Region and label listings:
────────────────────

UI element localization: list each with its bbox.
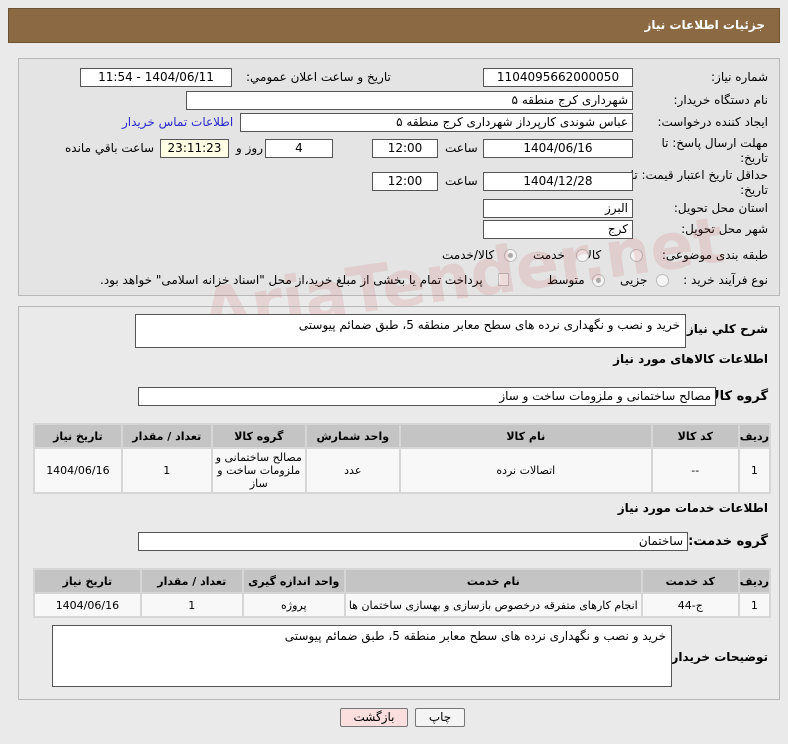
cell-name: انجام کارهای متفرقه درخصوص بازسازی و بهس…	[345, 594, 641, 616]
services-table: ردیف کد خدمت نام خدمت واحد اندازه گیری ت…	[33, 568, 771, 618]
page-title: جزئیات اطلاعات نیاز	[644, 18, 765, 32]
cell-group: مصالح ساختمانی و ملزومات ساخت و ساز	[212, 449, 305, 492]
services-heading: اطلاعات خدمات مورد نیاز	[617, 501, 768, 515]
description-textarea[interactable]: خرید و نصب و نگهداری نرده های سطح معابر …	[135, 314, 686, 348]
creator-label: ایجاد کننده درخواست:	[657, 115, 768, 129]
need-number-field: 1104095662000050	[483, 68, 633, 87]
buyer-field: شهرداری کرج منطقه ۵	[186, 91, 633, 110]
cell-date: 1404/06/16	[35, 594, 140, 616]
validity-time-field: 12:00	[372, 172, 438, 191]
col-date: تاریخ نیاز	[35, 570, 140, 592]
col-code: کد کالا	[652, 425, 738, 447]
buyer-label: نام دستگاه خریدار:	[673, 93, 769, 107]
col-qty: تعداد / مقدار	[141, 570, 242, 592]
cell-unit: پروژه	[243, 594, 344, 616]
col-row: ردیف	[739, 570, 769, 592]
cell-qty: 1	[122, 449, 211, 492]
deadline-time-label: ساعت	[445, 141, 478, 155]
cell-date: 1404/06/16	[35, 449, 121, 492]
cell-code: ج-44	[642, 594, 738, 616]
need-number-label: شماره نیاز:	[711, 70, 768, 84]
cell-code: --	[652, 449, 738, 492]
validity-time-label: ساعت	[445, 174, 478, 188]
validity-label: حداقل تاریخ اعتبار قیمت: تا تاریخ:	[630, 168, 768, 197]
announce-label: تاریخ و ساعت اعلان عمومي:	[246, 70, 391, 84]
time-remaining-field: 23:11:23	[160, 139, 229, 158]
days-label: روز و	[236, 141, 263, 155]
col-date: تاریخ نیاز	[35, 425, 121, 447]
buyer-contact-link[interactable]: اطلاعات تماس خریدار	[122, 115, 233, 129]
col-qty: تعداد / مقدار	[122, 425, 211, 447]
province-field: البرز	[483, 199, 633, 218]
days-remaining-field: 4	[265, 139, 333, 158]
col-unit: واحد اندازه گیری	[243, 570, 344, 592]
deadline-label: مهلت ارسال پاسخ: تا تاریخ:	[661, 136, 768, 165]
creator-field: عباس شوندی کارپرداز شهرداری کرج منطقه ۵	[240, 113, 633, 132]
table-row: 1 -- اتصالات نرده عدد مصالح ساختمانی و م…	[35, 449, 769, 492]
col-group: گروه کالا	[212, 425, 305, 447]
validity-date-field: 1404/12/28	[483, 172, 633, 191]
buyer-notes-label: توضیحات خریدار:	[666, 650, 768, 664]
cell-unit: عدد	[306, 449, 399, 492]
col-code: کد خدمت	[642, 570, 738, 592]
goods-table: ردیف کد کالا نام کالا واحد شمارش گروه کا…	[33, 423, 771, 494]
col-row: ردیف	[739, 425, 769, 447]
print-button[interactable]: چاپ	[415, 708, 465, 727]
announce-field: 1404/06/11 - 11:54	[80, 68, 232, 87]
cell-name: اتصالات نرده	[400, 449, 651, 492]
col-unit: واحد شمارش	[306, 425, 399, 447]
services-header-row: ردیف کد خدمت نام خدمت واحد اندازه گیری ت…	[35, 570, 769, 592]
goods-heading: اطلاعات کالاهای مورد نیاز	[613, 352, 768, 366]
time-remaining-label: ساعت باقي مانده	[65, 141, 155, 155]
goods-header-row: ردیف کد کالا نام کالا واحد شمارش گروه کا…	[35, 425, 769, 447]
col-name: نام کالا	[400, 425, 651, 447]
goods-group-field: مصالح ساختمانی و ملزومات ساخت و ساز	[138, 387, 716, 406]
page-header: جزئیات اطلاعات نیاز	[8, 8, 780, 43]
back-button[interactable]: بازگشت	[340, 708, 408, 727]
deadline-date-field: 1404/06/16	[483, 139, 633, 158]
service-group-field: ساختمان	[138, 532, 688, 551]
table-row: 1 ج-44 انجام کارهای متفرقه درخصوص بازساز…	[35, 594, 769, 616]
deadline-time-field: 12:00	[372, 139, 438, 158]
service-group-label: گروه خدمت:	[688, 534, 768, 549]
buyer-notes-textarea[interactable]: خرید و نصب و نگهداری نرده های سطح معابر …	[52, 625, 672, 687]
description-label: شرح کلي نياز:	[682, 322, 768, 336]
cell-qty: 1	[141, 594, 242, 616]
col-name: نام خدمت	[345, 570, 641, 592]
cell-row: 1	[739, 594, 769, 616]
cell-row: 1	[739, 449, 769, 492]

────────────────────

### WORK TO BE COMPLETED
Rewrite the lines above, from the one containing "cell-name: انجام کارهای" down to the one containing "139, 229, 158]", as a JSON list of strings, one string per line, both end lines included and any blank lines dropped.

### ANSWER TO THIS PROBLEM
[
  "cell-name: انجام کارهای متفرقه درخصوص بازسازی و بهس…\t[345, 594, 641, 616]",
  "services-table: ردیف کد خدمت نام خدمت واحد اندازه گیری ت…\t[33, 568, 771, 618]",
  "page-title: جزئیات اطلاعات نیاز\t[644, 18, 765, 32]",
  "cell-group: مصالح ساختمانی و ملزومات ساخت و ساز\t[212, 449, 305, 492]",
  "services-heading: اطلاعات خدمات مورد نیاز\t[617, 501, 768, 515]",
  "description-textarea[interactable]: خرید و نصب و نگهداری نرده های سطح معابر …\t[135, 314, 686, 348]",
  "creator-label: ایجاد کننده درخواست:\t[657, 115, 768, 129]",
  "need-number-field: 1104095662000050\t[483, 68, 633, 87]",
  "buyer-field: شهرداری کرج منطقه ۵\t[186, 91, 633, 110]",
  "cell-date: 1404/06/16\t[35, 594, 140, 616]",
  "validity-time-field: 12:00\t[372, 172, 438, 191]",
  "col-date: تاریخ نیاز\t[35, 570, 140, 592]",
  "col-code: کد کالا\t[652, 425, 738, 447]",
  "buyer-label: نام دستگاه خریدار:\t[673, 93, 769, 107]",
  "col-qty: تعداد / مقدار\t[141, 570, 242, 592]",
  "cell-unit: پروژه\t[243, 594, 344, 616]",
  "col-row: ردیف\t[739, 570, 769, 592]",
  "cell-qty: 1\t[122, 449, 211, 492]",
  "deadline-time-label: ساعت\t[445, 141, 478, 155]",
  "cell-date: 1404/06/16\t[35, 449, 121, 492]",
  "cell-code: ج-44\t[642, 594, 738, 616]",
  "need-number-label: شماره نیاز:\t[711, 70, 768, 84]",
  "cell-code: --\t[652, 449, 738, 492]",
  "validity-time-label: ساعت\t[445, 174, 478, 188]",
  "validity-label: حداقل تاریخ اعتبار قیمت: تا تاریخ:\t[630, 168, 768, 197]",
  "announce-label: تاریخ و ساعت اعلان عمومي:\t[246, 70, 391, 84]",
  "time-remaining-field: 23:11:23\t[160, 139, 229, 158]"
]